Prompt >> Print the data exactly as it is given, please.

Data provided >>
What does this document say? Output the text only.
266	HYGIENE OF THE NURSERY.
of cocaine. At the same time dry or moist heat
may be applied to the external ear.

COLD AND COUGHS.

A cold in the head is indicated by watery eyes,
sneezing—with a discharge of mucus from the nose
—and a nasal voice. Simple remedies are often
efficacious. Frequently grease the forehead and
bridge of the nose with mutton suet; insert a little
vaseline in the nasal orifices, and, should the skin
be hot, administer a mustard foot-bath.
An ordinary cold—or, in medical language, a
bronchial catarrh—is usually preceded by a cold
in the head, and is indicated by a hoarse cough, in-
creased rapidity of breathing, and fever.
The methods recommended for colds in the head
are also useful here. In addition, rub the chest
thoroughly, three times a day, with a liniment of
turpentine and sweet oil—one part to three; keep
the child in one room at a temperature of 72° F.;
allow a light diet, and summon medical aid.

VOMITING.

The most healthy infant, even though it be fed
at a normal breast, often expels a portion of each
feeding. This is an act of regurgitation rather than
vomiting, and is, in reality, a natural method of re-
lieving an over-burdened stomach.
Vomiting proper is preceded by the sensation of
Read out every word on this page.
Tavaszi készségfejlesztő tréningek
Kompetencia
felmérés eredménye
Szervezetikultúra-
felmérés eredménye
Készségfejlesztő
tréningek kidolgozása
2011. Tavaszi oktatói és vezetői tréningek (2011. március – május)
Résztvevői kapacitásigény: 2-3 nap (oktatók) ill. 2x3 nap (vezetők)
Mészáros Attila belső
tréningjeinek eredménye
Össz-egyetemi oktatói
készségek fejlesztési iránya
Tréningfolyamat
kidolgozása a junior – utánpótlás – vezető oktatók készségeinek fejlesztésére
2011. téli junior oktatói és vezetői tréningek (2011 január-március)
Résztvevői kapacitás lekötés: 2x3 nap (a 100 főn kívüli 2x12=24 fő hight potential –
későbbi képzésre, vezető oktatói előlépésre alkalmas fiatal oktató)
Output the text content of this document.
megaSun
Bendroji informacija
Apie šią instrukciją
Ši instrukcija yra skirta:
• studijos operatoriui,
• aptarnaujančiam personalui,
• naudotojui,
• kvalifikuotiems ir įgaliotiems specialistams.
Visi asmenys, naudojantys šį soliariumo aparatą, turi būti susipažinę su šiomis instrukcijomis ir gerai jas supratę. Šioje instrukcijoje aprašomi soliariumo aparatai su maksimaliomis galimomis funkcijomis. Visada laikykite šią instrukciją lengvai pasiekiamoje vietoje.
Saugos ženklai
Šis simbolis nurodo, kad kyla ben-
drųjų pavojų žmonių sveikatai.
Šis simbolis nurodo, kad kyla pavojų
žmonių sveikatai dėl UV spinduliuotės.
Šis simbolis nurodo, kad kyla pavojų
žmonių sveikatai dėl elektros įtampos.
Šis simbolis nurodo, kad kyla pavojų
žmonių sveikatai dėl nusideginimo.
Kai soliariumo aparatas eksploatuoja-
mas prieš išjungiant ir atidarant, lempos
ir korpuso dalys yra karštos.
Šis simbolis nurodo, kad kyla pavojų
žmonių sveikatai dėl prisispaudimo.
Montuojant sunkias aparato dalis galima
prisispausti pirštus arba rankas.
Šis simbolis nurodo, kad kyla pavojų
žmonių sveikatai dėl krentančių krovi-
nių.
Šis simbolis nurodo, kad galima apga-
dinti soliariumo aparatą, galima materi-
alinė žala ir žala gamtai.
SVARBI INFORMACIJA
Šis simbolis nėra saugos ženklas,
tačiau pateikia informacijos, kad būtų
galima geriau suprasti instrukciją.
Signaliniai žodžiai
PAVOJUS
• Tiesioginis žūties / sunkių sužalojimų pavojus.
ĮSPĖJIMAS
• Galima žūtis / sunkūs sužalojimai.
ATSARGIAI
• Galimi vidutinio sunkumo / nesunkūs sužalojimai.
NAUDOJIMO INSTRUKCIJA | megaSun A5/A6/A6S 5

Output of the task >>
What does this document say? Output the text only.
266	HYGIENE OF THE NURSERY.
of cocaine. At the same time dry or moist heat
may be applied to the external ear.

COLD AND COUGHS.

A cold in the head is indicated by watery eyes,
sneezing—with a discharge of mucus from the nose
—and a nasal voice. Simple remedies are often
efficacious. Frequently grease the forehead and
bridge of the nose with mutton suet; insert a little
vaseline in the nasal orifices, and, should the skin
be hot, administer a mustard foot-bath.
An ordinary cold—or, in medical language, a
bronchial catarrh—is usually preceded by a cold
in the head, and is indicated by a hoarse cough, in-
creased rapidity of breathing, and fever.
The methods recommended for colds in the head
are also useful here. In addition, rub the chest
thoroughly, three times a day, with a liniment of
turpentine and sweet oil—one part to three; keep
the child in one room at a temperature of 72° F.;
allow a light diet, and summon medical aid.

VOMITING.

The most healthy infant, even though it be fed
at a normal breast, often expels a portion of each
feeding. This is an act of regurgitation rather than
vomiting, and is, in reality, a natural method of re-
lieving an over-burdened stomach.
Vomiting proper is preceded by the sensation of
Read out every word on this page.
Tavaszi készségfejlesztő tréningek
Kompetencia
felmérés eredménye
Szervezetikultúra-
felmérés eredménye
Készségfejlesztő
tréningek kidolgozása
2011. Tavaszi oktatói és vezetői tréningek (2011. március – május)
Résztvevői kapacitásigény: 2-3 nap (oktatók) ill. 2x3 nap (vezetők)
Mészáros Attila belső
tréningjeinek eredménye
Össz-egyetemi oktatói
készségek fejlesztési iránya
Tréningfolyamat
kidolgozása a junior – utánpótlás – vezető oktatók készségeinek fejlesztésére
2011. téli junior oktatói és vezetői tréningek (2011 január-március)
Résztvevői kapacitás lekötés: 2x3 nap (a 100 főn kívüli 2x12=24 fő hight potential –
későbbi képzésre, vezető oktatói előlépésre alkalmas fiatal oktató)
Output the text content of this document.
megaSun
Bendroji informacija
Apie šią instrukciją
Ši instrukcija yra skirta:
• studijos operatoriui,
• aptarnaujančiam personalui,
• naudotojui,
• kvalifikuotiems ir įgaliotiems specialistams.
Visi asmenys, naudojantys šį soliariumo aparatą, turi būti susipažinę su šiomis instrukcijomis ir gerai jas supratę. Šioje instrukcijoje aprašomi soliariumo aparatai su maksimaliomis galimomis funkcijomis. Visada laikykite šią instrukciją lengvai pasiekiamoje vietoje.
Saugos ženklai
Šis simbolis nurodo, kad kyla ben-
drųjų pavojų žmonių sveikatai.
Šis simbolis nurodo, kad kyla pavojų
žmonių sveikatai dėl UV spinduliuotės.
Šis simbolis nurodo, kad kyla pavojų
žmonių sveikatai dėl elektros įtampos.
Šis simbolis nurodo, kad kyla pavojų
žmonių sveikatai dėl nusideginimo.
Kai soliariumo aparatas eksploatuoja-
mas prieš išjungiant ir atidarant, lempos
ir korpuso dalys yra karštos.
Šis simbolis nurodo, kad kyla pavojų
žmonių sveikatai dėl prisispaudimo.
Montuojant sunkias aparato dalis galima
prisispausti pirštus arba rankas.
Šis simbolis nurodo, kad kyla pavojų
žmonių sveikatai dėl krentančių krovi-
nių.
Šis simbolis nurodo, kad galima apga-
dinti soliariumo aparatą, galima materi-
alinė žala ir žala gamtai.
SVARBI INFORMACIJA
Šis simbolis nėra saugos ženklas,
tačiau pateikia informacijos, kad būtų
galima geriau suprasti instrukciją.
Signaliniai žodžiai
PAVOJUS
• Tiesioginis žūties / sunkių sužalojimų pavojus.
ĮSPĖJIMAS
• Galima žūtis / sunkūs sužalojimai.
ATSARGIAI
• Galimi vidutinio sunkumo / nesunkūs sužalojimai.
NAUDOJIMO INSTRUKCIJA | megaSun A5/A6/A6S 5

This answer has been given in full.